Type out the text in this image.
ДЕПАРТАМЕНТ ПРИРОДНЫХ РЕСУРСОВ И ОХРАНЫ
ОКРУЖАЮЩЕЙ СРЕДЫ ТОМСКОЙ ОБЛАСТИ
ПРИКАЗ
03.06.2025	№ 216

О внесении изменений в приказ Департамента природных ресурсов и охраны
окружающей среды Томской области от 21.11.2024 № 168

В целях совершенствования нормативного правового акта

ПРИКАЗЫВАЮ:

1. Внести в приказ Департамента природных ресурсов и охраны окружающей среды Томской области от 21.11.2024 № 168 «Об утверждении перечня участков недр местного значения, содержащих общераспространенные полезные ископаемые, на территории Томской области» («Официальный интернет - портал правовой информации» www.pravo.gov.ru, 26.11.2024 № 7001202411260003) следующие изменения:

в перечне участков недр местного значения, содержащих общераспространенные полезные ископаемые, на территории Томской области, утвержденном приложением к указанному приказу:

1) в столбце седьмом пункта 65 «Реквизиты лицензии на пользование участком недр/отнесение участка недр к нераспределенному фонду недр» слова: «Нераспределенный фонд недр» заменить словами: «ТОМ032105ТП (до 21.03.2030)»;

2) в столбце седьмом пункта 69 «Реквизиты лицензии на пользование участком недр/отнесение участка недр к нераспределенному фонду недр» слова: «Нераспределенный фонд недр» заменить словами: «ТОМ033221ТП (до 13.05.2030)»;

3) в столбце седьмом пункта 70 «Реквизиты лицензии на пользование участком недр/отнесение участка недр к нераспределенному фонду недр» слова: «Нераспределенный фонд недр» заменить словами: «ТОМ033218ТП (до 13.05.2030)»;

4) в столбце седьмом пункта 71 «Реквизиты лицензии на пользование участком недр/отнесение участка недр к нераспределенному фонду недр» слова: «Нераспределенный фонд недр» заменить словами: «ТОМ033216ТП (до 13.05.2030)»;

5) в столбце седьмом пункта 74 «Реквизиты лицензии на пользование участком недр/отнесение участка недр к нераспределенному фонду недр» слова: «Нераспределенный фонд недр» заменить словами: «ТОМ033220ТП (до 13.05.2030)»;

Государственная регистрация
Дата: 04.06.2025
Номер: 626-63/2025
-----
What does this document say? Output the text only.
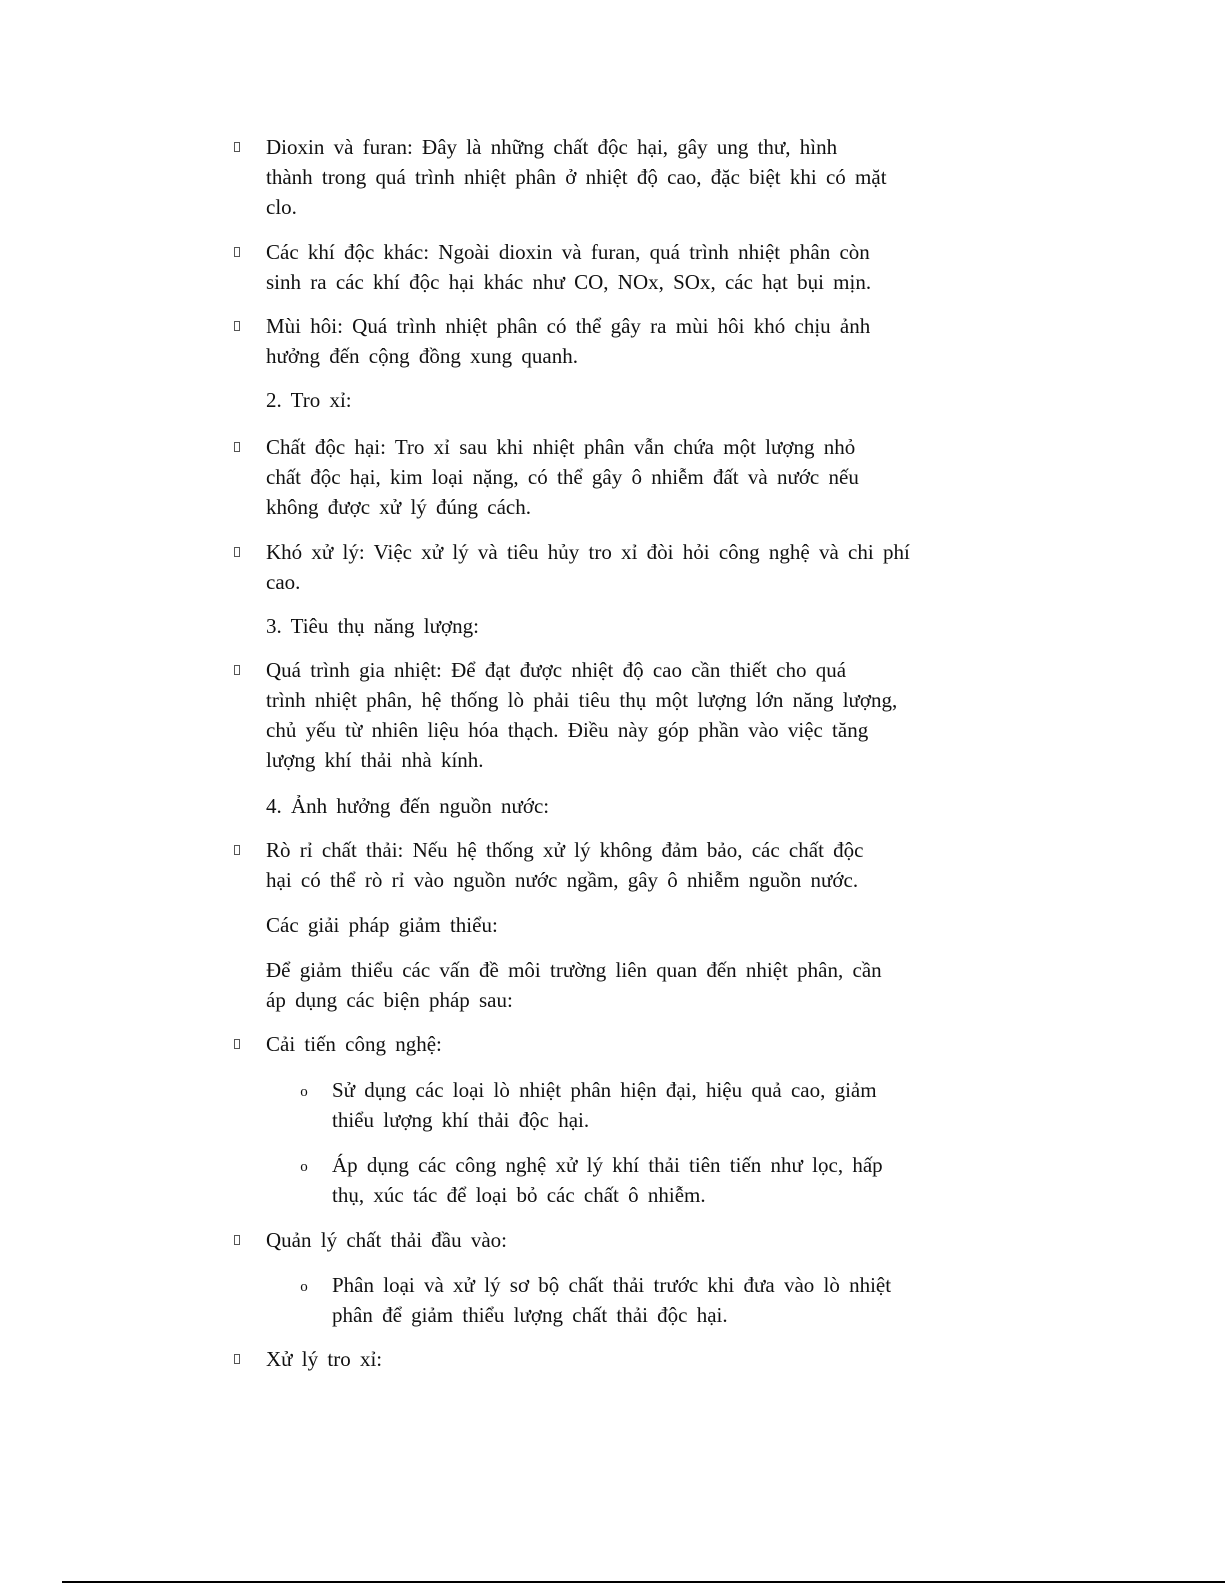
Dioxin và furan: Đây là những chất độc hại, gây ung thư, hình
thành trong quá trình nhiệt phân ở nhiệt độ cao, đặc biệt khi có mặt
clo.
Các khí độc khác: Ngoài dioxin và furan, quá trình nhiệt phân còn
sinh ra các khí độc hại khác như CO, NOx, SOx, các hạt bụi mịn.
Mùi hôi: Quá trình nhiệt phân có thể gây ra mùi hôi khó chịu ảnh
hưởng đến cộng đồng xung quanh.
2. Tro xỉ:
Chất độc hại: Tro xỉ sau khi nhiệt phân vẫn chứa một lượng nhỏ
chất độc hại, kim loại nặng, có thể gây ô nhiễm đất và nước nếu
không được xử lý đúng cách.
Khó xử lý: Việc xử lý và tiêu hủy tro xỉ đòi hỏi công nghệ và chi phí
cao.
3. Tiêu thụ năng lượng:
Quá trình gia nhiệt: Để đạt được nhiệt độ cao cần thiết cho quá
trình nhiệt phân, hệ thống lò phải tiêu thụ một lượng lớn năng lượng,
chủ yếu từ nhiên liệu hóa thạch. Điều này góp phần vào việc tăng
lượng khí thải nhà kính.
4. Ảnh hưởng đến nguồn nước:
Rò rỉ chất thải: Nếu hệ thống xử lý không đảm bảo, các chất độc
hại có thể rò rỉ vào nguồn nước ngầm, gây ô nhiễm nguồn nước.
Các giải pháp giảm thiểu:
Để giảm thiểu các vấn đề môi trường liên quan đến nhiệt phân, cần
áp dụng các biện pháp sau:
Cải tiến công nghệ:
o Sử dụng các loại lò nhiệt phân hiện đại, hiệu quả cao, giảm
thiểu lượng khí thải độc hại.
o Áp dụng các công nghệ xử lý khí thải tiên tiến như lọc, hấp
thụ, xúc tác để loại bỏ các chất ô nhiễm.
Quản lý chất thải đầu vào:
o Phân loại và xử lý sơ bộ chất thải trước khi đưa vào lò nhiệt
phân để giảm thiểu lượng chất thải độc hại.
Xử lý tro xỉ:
-----
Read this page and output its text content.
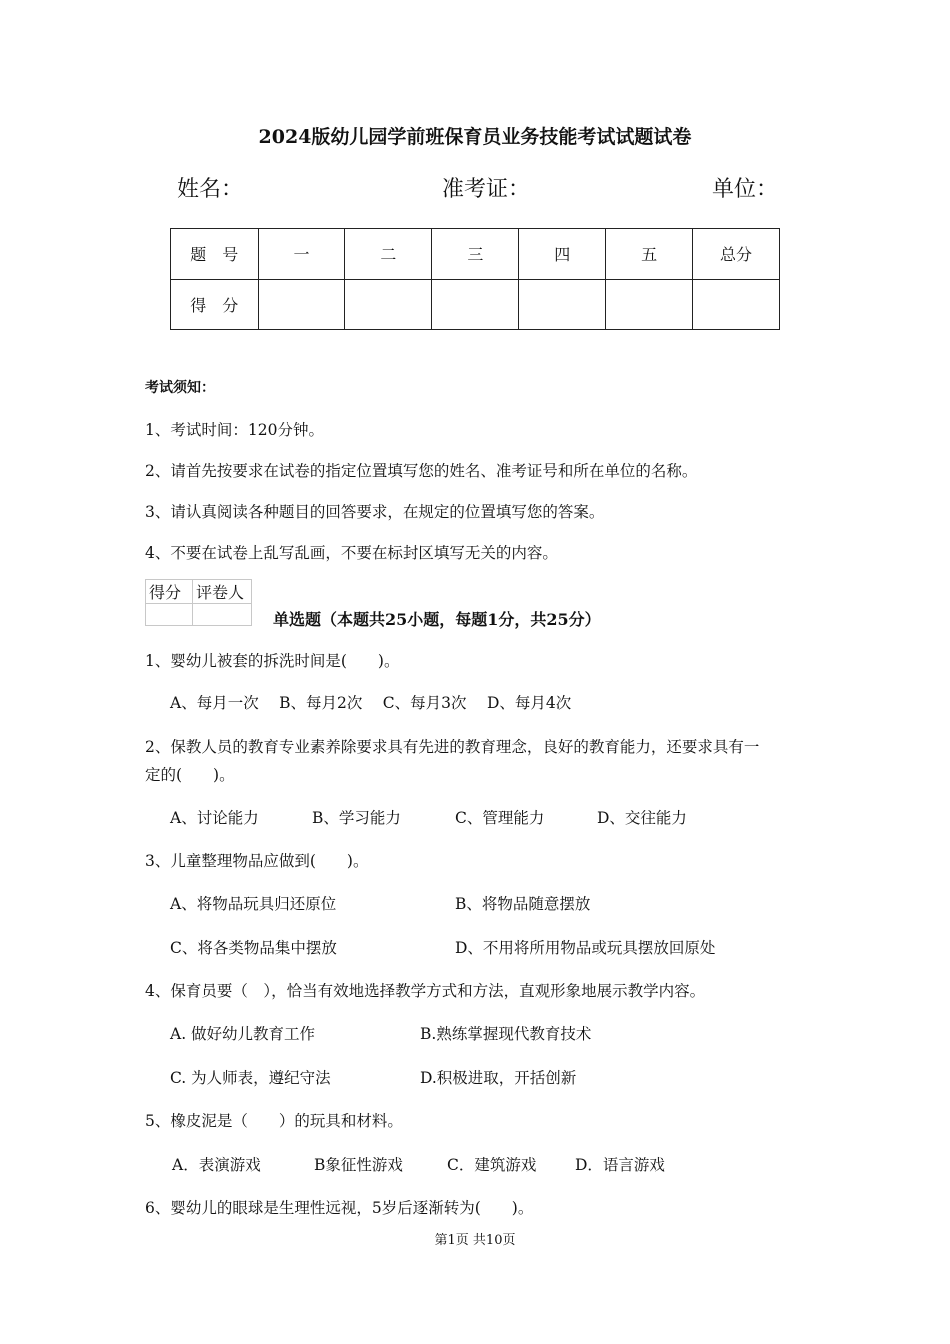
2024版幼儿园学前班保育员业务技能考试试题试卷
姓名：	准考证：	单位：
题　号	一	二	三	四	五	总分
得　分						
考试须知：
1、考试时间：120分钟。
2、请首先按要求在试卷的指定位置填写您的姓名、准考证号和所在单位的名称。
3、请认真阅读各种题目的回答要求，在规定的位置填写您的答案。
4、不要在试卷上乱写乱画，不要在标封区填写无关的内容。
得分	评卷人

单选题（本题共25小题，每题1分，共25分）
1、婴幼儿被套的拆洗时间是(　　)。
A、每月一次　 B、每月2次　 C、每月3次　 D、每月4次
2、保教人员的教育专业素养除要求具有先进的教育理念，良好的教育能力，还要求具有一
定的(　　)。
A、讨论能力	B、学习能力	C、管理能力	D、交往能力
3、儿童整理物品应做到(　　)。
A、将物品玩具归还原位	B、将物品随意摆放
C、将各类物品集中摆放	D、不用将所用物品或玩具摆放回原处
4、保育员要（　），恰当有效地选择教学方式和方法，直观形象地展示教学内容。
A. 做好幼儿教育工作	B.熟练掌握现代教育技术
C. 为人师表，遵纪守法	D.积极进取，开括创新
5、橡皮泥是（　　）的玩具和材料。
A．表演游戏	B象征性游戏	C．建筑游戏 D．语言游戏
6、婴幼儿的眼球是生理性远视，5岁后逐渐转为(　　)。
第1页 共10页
-----
▶ _What to work on_
Go through the listing above and list every line that has the word "thống".

▶ _Problem solution_
trình nhiệt phân, hệ thống lò phải tiêu thụ một lượng lớn năng lượng,
Rò rỉ chất thải: Nếu hệ thống xử lý không đảm bảo, các chất độc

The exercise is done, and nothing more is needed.